_Task brief_. Print the full listing exactly.

_Data rows_.
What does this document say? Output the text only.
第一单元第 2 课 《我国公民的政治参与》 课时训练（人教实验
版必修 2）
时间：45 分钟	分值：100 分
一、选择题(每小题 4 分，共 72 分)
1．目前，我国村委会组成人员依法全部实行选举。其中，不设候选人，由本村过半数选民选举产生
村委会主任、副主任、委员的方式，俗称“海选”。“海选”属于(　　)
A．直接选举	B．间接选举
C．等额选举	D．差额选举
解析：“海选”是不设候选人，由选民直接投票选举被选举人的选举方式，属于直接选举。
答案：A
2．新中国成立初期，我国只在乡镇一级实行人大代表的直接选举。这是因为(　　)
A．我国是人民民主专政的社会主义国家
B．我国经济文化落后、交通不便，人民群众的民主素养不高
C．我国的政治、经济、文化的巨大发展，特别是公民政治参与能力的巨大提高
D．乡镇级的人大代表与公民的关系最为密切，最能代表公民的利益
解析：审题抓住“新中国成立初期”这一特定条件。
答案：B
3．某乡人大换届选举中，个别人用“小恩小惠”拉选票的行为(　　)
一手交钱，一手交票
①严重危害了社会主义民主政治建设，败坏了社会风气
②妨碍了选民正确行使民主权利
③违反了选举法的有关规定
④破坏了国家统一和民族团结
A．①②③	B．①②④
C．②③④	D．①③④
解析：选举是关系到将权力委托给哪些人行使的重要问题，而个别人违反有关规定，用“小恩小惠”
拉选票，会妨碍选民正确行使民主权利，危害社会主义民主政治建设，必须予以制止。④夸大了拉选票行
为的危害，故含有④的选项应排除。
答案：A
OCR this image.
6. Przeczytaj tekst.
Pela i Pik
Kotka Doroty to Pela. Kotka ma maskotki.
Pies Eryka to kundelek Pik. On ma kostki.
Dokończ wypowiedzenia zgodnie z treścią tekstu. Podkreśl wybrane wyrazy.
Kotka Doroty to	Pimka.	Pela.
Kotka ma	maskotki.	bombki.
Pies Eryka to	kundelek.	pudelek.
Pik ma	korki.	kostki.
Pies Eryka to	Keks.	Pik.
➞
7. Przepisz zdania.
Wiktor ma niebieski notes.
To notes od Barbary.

_Reply to the task_.
What does this document say? Output the text only.
第一单元第 2 课 《我国公民的政治参与》 课时训练（人教实验
版必修 2）
时间：45 分钟	分值：100 分
一、选择题(每小题 4 分，共 72 分)
1．目前，我国村委会组成人员依法全部实行选举。其中，不设候选人，由本村过半数选民选举产生
村委会主任、副主任、委员的方式，俗称“海选”。“海选”属于(　　)
A．直接选举	B．间接选举
C．等额选举	D．差额选举
解析：“海选”是不设候选人，由选民直接投票选举被选举人的选举方式，属于直接选举。
答案：A
2．新中国成立初期，我国只在乡镇一级实行人大代表的直接选举。这是因为(　　)
A．我国是人民民主专政的社会主义国家
B．我国经济文化落后、交通不便，人民群众的民主素养不高
C．我国的政治、经济、文化的巨大发展，特别是公民政治参与能力的巨大提高
D．乡镇级的人大代表与公民的关系最为密切，最能代表公民的利益
解析：审题抓住“新中国成立初期”这一特定条件。
答案：B
3．某乡人大换届选举中，个别人用“小恩小惠”拉选票的行为(　　)
一手交钱，一手交票
①严重危害了社会主义民主政治建设，败坏了社会风气
②妨碍了选民正确行使民主权利
③违反了选举法的有关规定
④破坏了国家统一和民族团结
A．①②③	B．①②④
C．②③④	D．①③④
解析：选举是关系到将权力委托给哪些人行使的重要问题，而个别人违反有关规定，用“小恩小惠”
拉选票，会妨碍选民正确行使民主权利，危害社会主义民主政治建设，必须予以制止。④夸大了拉选票行
为的危害，故含有④的选项应排除。
答案：A
OCR this image.
6. Przeczytaj tekst.
Pela i Pik
Kotka Doroty to Pela. Kotka ma maskotki.
Pies Eryka to kundelek Pik. On ma kostki.
Dokończ wypowiedzenia zgodnie z treścią tekstu. Podkreśl wybrane wyrazy.
Kotka Doroty to	Pimka.	Pela.
Kotka ma	maskotki.	bombki.
Pies Eryka to	kundelek.	pudelek.
Pik ma	korki.	kostki.
Pies Eryka to	Keks.	Pik.
➞
7. Przepisz zdania.
Wiktor ma niebieski notes.
To notes od Barbary.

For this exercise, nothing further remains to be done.